■ **JOB**
Count how many lines hold the string "content". Give that number alone.

■ **DATA LINES**

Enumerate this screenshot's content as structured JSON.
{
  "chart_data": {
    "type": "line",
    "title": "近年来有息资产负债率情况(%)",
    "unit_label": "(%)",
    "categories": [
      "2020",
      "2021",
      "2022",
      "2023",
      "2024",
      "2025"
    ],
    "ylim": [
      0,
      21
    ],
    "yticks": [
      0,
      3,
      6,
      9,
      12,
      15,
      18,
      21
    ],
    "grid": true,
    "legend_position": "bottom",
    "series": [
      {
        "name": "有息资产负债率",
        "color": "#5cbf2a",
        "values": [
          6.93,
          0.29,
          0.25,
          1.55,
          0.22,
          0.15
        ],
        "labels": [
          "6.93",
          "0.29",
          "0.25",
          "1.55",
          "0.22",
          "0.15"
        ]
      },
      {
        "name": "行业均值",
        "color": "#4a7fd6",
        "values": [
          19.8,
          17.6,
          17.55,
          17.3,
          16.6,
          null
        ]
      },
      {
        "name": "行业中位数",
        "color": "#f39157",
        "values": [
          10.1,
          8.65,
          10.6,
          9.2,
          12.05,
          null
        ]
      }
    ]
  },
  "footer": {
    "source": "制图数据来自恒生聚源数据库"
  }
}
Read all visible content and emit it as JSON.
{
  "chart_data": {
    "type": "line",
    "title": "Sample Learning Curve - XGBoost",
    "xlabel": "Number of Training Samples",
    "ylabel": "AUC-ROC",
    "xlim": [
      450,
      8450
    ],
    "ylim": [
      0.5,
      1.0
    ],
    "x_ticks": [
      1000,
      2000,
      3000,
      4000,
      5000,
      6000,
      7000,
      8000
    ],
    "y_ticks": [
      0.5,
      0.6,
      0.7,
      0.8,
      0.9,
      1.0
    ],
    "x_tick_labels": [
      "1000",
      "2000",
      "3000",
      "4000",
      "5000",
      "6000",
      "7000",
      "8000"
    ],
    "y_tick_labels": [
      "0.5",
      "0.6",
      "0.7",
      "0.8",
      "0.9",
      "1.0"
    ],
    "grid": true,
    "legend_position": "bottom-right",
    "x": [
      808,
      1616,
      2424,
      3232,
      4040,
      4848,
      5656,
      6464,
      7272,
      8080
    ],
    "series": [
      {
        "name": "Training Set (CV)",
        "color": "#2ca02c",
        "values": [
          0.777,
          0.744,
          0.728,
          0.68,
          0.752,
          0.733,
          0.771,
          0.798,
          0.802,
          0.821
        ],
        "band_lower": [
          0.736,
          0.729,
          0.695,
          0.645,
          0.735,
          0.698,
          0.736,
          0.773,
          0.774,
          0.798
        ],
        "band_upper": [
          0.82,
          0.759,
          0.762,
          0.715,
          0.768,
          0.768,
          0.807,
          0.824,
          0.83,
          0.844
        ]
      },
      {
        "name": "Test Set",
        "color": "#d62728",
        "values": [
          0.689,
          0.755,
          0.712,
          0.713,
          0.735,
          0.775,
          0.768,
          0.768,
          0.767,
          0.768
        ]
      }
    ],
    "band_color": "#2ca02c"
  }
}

■ **CORRECT OUTPUT**
2